=== What to do ===
Report the number of lines in the entries below that include the word "from", and nothing else.

=== Material to process ===

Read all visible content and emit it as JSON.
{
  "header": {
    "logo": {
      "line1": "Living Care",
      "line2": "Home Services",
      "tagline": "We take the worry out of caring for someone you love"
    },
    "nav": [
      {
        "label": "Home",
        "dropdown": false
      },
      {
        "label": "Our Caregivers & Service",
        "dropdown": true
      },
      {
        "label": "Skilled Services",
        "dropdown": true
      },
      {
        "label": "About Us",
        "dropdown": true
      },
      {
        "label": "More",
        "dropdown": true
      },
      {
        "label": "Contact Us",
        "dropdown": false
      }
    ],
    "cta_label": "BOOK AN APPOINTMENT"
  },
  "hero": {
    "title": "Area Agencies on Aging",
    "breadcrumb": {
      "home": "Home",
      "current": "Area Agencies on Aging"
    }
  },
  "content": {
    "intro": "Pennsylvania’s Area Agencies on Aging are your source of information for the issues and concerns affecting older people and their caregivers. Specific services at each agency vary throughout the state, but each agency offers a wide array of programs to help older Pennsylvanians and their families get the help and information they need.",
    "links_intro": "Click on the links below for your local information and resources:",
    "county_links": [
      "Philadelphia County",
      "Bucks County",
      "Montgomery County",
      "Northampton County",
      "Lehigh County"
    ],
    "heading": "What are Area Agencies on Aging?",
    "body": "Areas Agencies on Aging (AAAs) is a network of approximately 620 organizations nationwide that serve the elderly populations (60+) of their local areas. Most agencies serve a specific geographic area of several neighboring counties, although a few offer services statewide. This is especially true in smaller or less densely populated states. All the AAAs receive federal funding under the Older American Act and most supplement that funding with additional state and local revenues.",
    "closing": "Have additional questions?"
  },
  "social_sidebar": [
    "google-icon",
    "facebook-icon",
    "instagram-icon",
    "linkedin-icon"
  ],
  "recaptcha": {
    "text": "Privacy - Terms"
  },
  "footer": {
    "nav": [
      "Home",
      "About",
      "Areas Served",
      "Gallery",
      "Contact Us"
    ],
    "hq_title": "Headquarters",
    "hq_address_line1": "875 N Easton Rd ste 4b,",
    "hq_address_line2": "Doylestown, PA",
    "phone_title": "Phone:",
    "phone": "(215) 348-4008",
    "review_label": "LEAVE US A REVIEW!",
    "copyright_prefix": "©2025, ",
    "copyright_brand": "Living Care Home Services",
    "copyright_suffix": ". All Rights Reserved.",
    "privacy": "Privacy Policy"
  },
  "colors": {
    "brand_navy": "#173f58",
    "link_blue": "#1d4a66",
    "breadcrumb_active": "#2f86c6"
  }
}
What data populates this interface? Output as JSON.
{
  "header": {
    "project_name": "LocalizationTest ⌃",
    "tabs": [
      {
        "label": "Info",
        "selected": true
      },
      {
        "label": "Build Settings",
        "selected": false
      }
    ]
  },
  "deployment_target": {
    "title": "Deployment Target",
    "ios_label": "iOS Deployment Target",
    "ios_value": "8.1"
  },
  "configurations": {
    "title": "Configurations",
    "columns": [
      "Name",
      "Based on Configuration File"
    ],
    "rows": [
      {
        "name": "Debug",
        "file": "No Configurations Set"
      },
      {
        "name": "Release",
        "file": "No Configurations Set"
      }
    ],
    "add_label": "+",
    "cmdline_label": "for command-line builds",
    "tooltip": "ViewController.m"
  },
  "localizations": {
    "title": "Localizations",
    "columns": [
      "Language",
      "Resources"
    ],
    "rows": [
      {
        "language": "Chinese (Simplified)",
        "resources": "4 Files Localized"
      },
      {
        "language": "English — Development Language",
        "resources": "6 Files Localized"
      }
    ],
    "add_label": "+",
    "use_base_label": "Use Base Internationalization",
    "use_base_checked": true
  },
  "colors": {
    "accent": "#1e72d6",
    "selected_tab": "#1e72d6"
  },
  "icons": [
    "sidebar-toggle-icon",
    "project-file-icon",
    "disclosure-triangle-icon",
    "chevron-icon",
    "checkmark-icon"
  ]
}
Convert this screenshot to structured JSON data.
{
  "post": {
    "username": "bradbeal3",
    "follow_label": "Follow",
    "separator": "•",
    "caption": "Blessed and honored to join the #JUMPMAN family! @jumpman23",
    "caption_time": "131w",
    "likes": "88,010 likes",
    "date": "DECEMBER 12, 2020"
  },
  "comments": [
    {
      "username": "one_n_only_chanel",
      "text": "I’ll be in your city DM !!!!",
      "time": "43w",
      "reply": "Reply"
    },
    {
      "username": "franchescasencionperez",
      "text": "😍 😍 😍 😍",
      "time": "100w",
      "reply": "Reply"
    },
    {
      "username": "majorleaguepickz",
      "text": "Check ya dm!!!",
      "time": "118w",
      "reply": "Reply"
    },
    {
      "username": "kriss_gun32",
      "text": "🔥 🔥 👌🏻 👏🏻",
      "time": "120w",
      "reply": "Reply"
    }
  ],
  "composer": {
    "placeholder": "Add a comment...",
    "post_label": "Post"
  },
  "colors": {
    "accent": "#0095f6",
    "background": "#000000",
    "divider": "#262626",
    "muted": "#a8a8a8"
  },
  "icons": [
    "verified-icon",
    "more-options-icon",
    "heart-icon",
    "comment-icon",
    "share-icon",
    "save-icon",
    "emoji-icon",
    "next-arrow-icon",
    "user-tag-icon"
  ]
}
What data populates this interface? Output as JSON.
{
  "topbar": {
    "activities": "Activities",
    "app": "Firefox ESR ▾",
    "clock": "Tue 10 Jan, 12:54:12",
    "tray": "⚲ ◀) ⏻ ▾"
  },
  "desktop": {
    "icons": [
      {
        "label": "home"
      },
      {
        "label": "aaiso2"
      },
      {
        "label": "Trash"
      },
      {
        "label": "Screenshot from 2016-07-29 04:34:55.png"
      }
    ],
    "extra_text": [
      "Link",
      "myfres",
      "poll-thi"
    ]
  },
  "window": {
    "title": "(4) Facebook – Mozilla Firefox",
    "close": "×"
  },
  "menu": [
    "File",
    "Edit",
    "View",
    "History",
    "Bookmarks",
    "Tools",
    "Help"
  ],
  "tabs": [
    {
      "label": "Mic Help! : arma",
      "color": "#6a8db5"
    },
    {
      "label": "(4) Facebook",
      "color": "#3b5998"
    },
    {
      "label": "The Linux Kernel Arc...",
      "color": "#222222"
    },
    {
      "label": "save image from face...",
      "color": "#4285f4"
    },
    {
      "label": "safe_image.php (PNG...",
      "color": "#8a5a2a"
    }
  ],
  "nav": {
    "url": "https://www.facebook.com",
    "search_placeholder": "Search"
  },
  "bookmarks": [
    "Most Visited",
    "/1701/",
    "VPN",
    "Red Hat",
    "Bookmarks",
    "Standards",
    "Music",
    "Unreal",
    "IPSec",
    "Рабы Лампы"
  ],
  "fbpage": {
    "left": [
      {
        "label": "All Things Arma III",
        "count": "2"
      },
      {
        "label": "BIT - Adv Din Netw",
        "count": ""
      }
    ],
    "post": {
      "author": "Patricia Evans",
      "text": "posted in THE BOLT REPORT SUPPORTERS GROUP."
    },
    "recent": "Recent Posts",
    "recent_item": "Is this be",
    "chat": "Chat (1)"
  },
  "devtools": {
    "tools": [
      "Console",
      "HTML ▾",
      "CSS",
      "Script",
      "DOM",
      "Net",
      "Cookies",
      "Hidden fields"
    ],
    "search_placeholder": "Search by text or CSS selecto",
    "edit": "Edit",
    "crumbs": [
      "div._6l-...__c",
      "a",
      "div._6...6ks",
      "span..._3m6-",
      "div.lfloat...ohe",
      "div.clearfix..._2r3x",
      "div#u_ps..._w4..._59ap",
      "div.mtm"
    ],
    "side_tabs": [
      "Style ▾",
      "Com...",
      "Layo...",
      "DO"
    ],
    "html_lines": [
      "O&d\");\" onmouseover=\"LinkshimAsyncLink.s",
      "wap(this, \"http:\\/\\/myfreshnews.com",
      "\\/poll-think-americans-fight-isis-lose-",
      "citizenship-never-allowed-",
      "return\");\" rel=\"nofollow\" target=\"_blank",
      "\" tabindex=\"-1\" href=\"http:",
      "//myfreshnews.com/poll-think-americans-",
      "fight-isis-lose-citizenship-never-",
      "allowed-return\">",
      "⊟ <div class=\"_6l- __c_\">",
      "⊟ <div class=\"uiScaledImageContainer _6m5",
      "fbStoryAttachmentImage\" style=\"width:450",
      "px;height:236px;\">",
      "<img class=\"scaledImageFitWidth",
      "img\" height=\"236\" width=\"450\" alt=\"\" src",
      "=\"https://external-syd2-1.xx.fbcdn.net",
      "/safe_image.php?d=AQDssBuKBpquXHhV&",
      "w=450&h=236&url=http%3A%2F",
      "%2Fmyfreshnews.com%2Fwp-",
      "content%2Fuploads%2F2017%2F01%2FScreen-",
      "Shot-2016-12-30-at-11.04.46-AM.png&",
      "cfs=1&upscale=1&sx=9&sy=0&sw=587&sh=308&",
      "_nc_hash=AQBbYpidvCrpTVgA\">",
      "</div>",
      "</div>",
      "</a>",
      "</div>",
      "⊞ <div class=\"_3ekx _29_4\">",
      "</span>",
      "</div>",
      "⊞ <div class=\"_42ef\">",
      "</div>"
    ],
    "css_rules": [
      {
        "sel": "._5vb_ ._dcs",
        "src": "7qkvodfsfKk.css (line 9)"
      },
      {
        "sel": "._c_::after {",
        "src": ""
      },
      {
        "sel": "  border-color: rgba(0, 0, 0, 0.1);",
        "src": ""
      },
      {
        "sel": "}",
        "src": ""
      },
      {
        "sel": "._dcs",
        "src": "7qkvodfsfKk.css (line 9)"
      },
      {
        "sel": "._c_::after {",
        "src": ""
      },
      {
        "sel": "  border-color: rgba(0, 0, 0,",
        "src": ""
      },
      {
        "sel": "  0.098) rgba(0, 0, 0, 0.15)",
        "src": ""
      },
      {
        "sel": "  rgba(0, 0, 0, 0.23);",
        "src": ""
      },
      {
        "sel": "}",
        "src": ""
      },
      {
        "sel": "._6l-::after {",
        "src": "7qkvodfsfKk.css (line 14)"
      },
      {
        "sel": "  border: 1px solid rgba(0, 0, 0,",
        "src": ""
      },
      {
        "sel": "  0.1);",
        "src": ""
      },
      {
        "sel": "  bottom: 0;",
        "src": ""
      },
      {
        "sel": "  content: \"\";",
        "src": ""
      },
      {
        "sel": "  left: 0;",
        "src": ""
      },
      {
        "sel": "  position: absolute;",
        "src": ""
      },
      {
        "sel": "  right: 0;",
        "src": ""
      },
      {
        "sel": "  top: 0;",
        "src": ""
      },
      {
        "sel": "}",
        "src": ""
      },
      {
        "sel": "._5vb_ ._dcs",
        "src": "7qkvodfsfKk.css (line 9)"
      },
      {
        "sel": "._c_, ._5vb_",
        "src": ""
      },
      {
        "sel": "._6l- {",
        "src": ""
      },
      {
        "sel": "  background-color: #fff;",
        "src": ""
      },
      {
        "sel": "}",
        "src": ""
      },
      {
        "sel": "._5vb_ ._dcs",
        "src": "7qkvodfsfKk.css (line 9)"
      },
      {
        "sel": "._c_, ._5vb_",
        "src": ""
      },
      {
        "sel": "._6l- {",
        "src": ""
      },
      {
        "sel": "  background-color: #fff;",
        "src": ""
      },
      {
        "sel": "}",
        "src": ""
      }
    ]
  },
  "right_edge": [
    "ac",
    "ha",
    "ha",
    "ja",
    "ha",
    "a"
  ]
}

=== Exercise result ===
2